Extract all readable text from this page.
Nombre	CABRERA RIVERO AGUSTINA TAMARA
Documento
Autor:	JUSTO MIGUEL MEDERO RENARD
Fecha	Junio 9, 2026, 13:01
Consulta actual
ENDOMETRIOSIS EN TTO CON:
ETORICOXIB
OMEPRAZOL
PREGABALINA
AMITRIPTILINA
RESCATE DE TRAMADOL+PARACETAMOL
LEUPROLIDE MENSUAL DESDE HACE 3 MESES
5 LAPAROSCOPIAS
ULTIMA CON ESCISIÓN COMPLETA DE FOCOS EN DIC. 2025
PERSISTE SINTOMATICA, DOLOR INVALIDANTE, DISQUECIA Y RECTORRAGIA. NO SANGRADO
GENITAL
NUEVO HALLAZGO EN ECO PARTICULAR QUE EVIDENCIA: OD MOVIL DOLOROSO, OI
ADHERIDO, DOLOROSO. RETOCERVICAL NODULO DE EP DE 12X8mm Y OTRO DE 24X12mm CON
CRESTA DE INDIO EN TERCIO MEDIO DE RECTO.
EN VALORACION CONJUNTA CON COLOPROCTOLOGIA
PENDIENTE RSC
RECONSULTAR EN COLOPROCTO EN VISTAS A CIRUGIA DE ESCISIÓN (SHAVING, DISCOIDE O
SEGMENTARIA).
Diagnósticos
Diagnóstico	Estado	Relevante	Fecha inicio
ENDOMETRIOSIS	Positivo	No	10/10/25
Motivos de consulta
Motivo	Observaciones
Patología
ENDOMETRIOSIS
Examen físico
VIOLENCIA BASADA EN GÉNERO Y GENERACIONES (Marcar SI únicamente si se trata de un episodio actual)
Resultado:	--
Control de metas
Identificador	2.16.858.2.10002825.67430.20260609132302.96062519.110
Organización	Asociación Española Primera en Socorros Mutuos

--

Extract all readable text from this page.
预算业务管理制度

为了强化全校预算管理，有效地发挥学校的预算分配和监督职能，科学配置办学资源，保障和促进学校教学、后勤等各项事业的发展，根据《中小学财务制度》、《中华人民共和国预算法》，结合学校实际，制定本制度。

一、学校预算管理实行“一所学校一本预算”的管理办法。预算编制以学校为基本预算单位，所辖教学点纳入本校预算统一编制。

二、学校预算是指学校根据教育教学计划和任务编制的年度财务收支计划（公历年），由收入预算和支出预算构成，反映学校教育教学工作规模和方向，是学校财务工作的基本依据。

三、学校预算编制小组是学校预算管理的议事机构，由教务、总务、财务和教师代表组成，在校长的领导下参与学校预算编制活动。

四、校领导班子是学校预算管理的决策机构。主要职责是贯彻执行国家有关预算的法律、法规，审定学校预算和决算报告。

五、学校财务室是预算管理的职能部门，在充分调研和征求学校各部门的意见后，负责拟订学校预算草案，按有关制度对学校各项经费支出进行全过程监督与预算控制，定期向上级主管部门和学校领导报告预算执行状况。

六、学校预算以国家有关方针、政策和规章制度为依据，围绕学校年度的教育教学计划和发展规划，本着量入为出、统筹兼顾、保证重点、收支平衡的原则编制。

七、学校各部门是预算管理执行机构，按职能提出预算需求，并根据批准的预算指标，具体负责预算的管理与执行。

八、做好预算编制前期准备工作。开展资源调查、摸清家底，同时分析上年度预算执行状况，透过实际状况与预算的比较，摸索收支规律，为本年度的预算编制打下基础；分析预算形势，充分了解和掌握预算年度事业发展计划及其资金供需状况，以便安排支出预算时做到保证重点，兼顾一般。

PROMPT -
Report only the number of lines in the data above that contain "Fecha".

WRITTEN ANSWER -
2